Short exercise:
Answer these questions about the passage on company data collection below:
1. For how long do companies keep captured activity in some cases?
2. What presumption about golf does the passage give as an example of matching 3rd party data?
3. In what kind of companies is "Next Best Action" technology usually found?
-- Begin Quoted passage --
Wow! Where do I start?   Many companies today are doing everything in their power to amass as much data on me as possible so presumably they “know me” and make more relevant marketing offers…or as they say, “to provide me with an exceptional experience through an ongoing conversation.”

As empowered consumers, we are the judge of whether they are doing this well. Are they really capturing the right information and in a way that is respectful, well-timed, and used appropriately? This subject quickly stretches into ethical and political implications, but to avoid that, I will just lay out some facts about what companies are doing:

  • First and foremost, they save everything I do with them. All interactions, all transactions, all orders, all clicks on their website – basically any activity on their physical and digital properties they capture and keep – in some cases for 4 years or more.
  • They can often freely share this information with subsidiaries and affiliates (which means a lot of other companies) unless I explicitly ask them not to.
  • They append 3rd party data – lots of it. The sharing of data about me is ubiquitous. Appending means other companies are capturing data and sell it and it’s often indicative of my affinity to like, want or to buy something. This can pretty easily be matched to me with a presumption, for example, I also like to golf because I subscribe to a golf magazine.
  • They are looking at my patterns of activity.
  • They progressively profile through very short but repeated data collecting. For instance, I sign up on a website and provide basic information, then I agree to a news letter, and they capture some preferences, I download their mobile app, and so forth. Eventually, they may know whether I own or rent, have children, or are planning a kitchen remodeling.
  • And they try to predict their next best move. In other words, they are trying to figure out what I really need and want. Called “Next Best Action” technology, and usually found in larger companies, there are very large teams tasked with calculating lifetime value, building rules, testing propensity models – and ultimately a hub that makes promotional, product and service recommendations.
-- End Quoted passage --
-- Begin Data supplied --
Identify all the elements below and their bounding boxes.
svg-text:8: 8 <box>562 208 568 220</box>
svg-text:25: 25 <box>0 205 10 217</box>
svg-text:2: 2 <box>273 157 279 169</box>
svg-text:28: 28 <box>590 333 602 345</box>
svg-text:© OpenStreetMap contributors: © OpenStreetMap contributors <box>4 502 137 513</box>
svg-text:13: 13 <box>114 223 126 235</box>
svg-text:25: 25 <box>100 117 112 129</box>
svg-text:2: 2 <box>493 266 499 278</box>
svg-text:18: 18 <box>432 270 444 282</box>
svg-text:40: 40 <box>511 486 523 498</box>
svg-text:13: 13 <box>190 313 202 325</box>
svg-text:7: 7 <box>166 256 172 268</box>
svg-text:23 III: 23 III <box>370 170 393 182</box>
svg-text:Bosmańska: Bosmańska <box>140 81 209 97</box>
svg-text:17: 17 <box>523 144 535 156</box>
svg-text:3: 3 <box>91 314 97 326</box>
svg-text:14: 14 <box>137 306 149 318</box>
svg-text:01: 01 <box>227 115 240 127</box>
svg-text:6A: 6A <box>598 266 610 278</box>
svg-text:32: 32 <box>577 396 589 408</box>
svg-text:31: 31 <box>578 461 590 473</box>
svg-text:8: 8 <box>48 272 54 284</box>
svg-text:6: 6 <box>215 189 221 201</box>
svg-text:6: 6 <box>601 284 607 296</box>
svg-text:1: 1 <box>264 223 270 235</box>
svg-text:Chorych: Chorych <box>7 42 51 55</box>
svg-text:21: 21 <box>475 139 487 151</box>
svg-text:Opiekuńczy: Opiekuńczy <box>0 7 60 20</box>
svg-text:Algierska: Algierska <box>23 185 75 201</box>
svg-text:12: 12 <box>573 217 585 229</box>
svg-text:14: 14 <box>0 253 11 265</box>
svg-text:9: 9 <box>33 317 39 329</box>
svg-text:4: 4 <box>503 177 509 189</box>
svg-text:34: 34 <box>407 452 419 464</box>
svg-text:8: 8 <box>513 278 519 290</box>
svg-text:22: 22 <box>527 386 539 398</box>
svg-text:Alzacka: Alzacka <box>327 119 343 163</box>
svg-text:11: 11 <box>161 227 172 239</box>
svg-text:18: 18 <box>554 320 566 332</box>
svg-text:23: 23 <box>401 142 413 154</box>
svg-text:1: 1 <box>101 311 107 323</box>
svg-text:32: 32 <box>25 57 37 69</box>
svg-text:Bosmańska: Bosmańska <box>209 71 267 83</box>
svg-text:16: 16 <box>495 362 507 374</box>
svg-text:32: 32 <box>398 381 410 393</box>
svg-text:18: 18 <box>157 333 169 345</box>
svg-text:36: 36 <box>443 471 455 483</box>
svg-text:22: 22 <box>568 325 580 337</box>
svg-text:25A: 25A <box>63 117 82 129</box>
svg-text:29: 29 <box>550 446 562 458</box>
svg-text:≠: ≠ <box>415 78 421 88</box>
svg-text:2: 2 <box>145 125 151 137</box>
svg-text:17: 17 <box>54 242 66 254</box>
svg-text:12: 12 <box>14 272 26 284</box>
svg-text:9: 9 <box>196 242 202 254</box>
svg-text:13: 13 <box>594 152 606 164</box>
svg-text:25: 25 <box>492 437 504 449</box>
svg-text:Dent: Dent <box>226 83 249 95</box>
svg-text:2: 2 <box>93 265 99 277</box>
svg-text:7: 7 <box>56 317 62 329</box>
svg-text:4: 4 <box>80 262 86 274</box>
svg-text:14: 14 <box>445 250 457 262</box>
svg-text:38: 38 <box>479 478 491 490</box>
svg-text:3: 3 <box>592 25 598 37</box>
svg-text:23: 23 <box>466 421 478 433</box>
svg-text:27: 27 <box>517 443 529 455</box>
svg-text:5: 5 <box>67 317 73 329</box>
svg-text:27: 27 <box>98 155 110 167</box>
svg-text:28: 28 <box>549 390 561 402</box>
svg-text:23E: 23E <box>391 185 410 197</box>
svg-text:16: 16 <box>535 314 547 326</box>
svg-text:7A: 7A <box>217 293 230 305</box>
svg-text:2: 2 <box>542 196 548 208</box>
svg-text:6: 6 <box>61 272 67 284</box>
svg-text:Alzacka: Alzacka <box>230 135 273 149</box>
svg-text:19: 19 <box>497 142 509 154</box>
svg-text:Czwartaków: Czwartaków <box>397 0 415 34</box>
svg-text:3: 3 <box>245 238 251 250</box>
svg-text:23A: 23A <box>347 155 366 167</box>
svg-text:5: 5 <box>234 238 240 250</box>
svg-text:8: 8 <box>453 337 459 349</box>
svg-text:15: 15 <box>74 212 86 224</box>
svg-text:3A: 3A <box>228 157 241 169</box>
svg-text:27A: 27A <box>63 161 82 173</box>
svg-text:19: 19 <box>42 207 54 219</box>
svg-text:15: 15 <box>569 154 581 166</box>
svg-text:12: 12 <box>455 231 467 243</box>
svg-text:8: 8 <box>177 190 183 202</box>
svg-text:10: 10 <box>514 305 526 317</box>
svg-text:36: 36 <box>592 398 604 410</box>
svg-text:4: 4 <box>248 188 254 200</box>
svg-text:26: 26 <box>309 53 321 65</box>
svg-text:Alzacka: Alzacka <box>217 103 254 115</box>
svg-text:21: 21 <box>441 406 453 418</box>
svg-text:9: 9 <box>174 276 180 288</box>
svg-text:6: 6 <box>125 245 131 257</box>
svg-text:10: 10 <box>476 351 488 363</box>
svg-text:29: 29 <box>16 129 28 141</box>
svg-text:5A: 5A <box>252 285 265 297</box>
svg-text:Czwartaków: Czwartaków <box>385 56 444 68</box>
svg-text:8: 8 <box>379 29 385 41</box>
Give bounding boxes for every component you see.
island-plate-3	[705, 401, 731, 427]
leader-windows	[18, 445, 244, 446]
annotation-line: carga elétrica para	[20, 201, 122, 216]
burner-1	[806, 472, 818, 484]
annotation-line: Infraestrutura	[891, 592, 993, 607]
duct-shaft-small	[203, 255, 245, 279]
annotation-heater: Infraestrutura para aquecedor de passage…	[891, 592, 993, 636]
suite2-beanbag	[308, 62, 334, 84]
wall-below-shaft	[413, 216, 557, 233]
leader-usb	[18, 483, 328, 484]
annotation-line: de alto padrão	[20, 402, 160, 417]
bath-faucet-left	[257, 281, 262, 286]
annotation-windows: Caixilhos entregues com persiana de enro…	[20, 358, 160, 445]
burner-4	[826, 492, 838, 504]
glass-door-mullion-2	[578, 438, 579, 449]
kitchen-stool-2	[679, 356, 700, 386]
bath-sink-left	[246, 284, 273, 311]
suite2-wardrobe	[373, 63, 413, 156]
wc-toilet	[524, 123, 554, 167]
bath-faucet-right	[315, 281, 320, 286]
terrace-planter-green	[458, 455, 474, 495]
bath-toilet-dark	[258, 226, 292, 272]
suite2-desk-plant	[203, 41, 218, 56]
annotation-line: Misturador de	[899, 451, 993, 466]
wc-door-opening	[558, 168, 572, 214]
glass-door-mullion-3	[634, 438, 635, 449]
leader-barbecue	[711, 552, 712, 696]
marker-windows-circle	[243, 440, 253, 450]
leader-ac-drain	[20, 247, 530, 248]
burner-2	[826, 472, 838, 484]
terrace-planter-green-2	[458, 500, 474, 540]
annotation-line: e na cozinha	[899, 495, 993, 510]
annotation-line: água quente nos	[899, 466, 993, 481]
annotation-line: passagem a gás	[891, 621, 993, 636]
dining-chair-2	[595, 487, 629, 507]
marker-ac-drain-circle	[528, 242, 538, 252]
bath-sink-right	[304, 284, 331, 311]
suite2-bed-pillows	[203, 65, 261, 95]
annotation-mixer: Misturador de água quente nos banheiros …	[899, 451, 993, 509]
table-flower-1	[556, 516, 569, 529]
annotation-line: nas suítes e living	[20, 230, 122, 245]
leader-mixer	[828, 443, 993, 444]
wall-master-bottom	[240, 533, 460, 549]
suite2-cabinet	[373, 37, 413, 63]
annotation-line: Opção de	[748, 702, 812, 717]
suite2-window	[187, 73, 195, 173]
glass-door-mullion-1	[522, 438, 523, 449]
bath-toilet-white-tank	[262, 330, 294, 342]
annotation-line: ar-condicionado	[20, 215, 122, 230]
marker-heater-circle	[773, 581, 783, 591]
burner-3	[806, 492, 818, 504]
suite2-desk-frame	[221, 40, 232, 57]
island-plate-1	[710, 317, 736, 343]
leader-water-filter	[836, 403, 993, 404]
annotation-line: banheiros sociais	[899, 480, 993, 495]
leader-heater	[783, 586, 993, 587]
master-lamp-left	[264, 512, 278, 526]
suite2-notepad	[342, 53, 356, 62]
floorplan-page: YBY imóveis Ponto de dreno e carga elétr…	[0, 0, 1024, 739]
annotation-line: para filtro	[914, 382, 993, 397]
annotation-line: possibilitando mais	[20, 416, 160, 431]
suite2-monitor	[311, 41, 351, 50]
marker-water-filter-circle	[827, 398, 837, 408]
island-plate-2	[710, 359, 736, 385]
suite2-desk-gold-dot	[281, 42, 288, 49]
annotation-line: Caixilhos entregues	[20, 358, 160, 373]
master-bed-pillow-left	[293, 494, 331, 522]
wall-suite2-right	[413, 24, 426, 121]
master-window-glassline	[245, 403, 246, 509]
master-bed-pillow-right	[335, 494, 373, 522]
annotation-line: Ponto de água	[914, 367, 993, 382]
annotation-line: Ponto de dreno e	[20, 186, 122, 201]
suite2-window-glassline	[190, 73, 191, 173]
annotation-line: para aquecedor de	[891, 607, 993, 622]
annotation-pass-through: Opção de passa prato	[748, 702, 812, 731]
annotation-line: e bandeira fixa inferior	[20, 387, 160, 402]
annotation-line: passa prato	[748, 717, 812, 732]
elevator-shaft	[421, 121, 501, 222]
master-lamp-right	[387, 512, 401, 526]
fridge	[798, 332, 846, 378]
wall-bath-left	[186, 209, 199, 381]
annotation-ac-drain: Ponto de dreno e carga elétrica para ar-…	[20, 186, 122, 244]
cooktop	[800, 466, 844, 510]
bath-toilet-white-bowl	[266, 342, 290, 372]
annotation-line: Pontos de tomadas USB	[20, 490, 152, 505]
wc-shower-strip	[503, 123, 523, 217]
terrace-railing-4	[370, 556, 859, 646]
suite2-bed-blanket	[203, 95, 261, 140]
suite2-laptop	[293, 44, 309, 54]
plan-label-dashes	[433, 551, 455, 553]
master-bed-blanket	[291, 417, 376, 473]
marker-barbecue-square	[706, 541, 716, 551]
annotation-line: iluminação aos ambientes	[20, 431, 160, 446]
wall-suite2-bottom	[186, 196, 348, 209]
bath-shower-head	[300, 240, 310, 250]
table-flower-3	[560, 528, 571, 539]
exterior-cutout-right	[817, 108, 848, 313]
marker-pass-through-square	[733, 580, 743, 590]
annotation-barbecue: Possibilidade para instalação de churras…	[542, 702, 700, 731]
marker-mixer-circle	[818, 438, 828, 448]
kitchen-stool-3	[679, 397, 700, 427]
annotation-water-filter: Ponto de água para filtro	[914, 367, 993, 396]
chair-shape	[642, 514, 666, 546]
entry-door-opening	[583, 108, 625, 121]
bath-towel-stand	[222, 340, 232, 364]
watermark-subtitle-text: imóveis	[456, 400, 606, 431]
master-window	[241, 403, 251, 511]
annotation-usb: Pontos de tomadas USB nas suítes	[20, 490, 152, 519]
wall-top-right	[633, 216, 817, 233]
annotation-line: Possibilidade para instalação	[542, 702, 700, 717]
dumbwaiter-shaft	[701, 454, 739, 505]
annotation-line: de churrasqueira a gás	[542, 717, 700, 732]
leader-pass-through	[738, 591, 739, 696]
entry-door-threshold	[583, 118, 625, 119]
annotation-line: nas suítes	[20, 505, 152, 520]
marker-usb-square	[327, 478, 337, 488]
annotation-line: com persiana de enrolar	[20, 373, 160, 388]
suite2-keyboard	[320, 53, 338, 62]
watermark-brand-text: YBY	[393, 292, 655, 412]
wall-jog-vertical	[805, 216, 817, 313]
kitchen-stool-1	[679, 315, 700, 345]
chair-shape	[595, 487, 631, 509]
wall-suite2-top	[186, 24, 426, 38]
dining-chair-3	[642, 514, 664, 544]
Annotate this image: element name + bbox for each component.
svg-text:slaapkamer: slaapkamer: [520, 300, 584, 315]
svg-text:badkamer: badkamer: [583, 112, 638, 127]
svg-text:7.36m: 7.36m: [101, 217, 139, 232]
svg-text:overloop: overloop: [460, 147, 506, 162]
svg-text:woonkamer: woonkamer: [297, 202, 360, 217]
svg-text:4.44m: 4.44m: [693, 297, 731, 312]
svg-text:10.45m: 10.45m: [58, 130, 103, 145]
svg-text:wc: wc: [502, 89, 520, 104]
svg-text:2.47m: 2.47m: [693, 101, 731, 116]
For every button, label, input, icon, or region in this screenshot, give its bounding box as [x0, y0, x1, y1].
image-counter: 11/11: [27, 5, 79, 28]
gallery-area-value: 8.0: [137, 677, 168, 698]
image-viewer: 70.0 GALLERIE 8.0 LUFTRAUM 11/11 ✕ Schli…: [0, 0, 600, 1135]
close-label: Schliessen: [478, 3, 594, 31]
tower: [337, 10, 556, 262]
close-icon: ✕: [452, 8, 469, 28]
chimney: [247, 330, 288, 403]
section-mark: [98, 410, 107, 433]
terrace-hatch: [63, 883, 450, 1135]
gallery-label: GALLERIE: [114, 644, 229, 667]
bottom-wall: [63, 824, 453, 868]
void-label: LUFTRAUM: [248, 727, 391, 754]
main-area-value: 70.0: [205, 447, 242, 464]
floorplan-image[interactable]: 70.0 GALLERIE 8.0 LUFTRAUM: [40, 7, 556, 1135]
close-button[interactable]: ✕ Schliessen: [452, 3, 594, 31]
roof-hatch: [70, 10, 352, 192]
-- End Data supplied --
Finished exercise:
1. For 4 years or more.
2. That the person also likes to golf because they subscribe to a golf magazine.
3. In larger companies.